In the listing that follows, count every line with the word "Reference" in it and write only the total.

Start

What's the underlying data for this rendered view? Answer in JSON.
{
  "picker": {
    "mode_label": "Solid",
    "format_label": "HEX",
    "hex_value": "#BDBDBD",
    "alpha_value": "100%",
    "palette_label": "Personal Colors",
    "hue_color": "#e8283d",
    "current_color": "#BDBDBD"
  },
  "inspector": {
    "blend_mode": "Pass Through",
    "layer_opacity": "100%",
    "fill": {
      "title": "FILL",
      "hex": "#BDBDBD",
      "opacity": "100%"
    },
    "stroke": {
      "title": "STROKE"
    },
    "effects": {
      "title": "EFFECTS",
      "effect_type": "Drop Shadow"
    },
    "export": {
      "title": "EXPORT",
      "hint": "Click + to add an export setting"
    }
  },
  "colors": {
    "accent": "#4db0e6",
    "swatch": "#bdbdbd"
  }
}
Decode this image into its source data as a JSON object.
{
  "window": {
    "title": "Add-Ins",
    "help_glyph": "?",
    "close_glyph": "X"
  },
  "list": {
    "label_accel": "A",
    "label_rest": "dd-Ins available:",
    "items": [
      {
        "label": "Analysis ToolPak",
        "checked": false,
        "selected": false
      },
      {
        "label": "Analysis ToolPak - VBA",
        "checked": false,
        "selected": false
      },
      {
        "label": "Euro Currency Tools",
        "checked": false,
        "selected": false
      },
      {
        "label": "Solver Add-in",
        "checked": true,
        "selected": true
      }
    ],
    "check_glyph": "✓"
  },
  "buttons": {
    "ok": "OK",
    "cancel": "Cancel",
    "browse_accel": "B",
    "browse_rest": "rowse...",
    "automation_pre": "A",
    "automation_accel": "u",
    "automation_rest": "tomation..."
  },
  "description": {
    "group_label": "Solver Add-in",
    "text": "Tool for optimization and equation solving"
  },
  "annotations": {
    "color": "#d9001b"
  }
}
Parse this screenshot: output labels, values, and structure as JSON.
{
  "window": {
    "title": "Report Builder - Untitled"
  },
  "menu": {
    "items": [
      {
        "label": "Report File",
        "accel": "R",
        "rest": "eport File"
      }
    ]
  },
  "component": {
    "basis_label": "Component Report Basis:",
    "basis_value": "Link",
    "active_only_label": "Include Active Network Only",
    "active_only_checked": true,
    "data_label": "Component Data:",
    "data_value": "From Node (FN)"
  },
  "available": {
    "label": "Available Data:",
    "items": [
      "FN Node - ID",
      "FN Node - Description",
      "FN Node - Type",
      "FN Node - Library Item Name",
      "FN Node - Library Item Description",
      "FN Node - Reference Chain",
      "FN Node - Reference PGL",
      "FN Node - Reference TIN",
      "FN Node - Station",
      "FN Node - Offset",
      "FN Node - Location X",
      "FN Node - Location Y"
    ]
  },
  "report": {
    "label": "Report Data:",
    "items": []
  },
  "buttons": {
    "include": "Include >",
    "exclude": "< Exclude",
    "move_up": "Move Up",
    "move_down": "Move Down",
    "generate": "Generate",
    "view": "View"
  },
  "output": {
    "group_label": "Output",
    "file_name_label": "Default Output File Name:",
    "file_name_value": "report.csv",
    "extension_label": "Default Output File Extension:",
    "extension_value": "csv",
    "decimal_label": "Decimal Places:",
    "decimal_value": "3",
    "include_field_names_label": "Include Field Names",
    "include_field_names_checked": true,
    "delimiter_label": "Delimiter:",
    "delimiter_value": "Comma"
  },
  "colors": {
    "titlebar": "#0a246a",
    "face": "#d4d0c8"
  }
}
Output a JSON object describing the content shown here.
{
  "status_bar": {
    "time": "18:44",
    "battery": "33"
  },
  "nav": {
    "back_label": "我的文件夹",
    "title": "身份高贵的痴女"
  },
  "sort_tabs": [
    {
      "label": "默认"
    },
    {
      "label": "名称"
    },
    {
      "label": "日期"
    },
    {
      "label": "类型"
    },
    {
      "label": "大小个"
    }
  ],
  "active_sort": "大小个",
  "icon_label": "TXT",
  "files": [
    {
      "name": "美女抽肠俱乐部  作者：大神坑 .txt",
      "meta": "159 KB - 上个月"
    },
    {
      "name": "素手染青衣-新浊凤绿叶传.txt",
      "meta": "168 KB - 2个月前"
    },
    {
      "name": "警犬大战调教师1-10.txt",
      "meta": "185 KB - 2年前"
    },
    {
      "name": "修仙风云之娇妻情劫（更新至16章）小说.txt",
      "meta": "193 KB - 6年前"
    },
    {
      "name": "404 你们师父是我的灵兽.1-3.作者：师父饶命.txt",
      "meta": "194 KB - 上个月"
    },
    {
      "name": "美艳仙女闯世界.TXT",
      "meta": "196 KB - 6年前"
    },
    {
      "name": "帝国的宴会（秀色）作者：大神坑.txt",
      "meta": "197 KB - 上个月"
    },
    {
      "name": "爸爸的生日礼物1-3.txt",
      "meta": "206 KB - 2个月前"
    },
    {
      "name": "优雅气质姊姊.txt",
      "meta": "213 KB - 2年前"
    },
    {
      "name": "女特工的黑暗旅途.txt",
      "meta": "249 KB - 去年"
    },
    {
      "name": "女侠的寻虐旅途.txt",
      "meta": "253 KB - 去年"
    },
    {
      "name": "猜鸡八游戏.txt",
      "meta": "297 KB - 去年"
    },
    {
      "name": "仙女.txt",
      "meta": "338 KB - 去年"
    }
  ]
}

End
Start

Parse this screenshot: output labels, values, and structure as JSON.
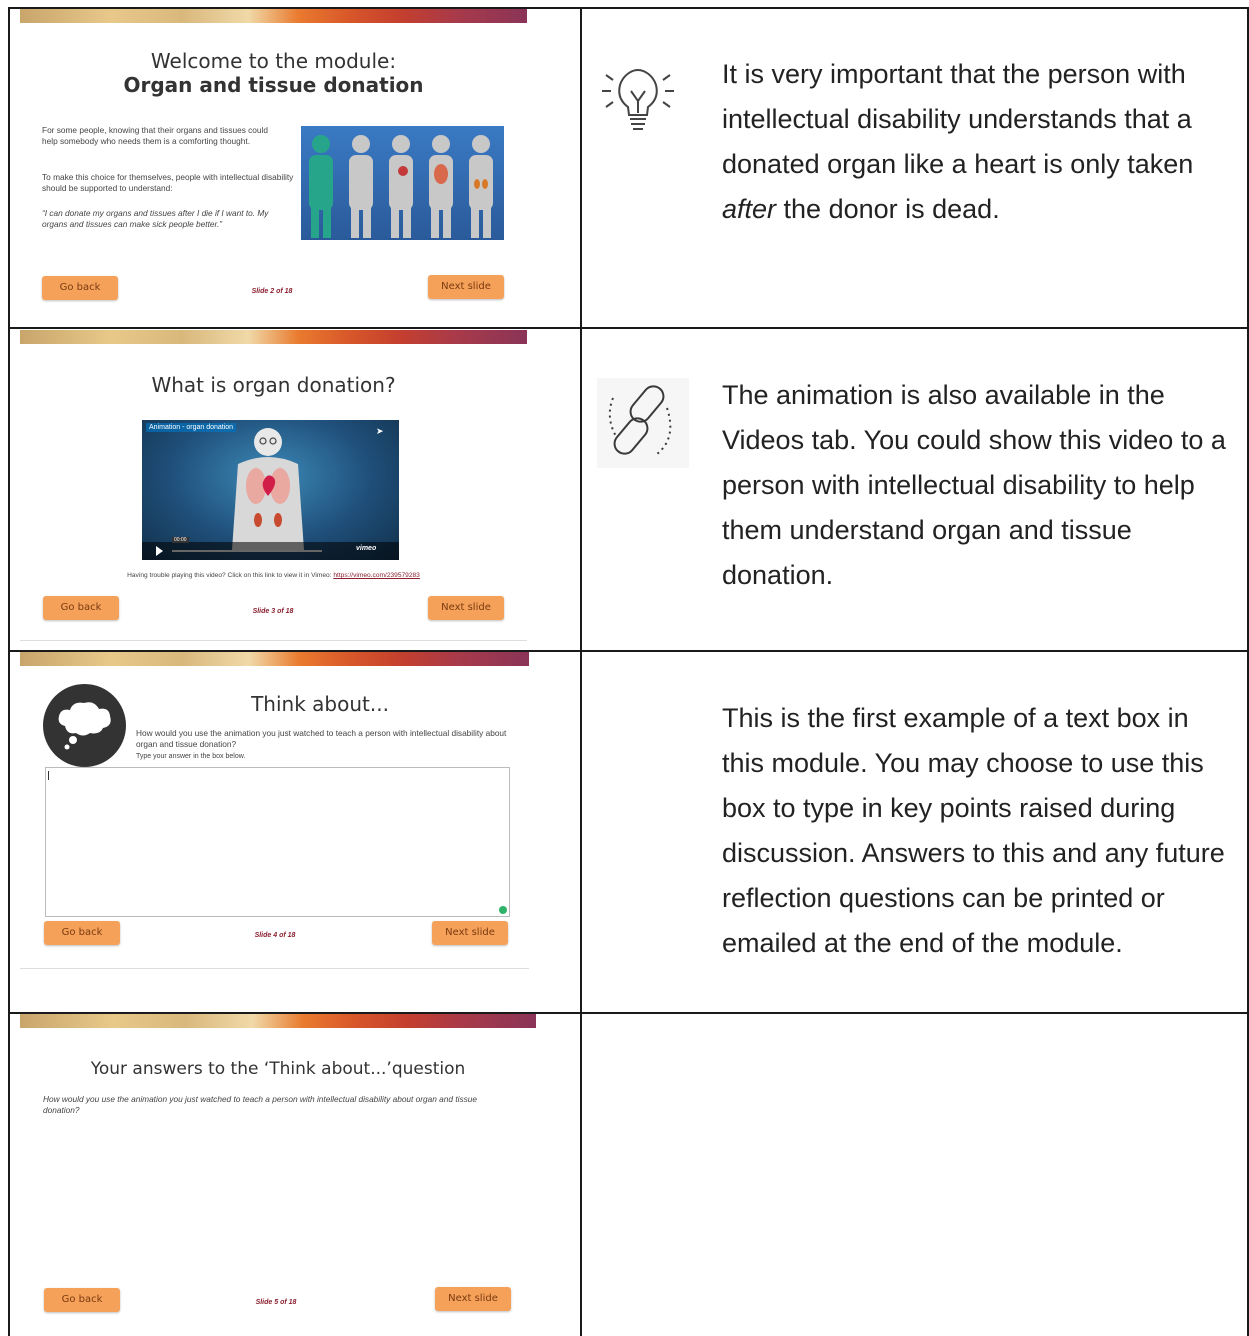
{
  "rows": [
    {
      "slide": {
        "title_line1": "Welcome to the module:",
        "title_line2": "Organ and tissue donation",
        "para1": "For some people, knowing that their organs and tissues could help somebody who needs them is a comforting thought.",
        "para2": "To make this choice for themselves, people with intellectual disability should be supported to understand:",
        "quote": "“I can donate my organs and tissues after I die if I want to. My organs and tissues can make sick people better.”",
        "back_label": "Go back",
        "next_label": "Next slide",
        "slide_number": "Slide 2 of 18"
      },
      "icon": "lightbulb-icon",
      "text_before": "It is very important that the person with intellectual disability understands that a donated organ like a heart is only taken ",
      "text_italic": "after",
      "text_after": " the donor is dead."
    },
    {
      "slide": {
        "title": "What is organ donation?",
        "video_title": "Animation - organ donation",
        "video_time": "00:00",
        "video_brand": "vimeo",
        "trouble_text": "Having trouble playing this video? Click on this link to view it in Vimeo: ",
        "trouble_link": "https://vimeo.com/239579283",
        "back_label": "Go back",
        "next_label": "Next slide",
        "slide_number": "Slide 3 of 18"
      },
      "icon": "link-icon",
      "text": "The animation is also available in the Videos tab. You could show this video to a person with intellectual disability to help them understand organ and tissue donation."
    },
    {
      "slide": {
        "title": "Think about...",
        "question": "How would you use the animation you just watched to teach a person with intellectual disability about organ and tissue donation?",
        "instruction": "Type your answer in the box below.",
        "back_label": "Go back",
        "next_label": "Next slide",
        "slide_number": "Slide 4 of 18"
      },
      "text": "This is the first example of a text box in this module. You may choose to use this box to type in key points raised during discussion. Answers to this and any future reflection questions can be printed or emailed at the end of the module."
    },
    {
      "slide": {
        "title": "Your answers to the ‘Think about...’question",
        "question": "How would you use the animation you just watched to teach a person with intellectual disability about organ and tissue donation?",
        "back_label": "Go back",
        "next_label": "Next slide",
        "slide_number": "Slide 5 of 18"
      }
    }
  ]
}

End

Answer to this problem
3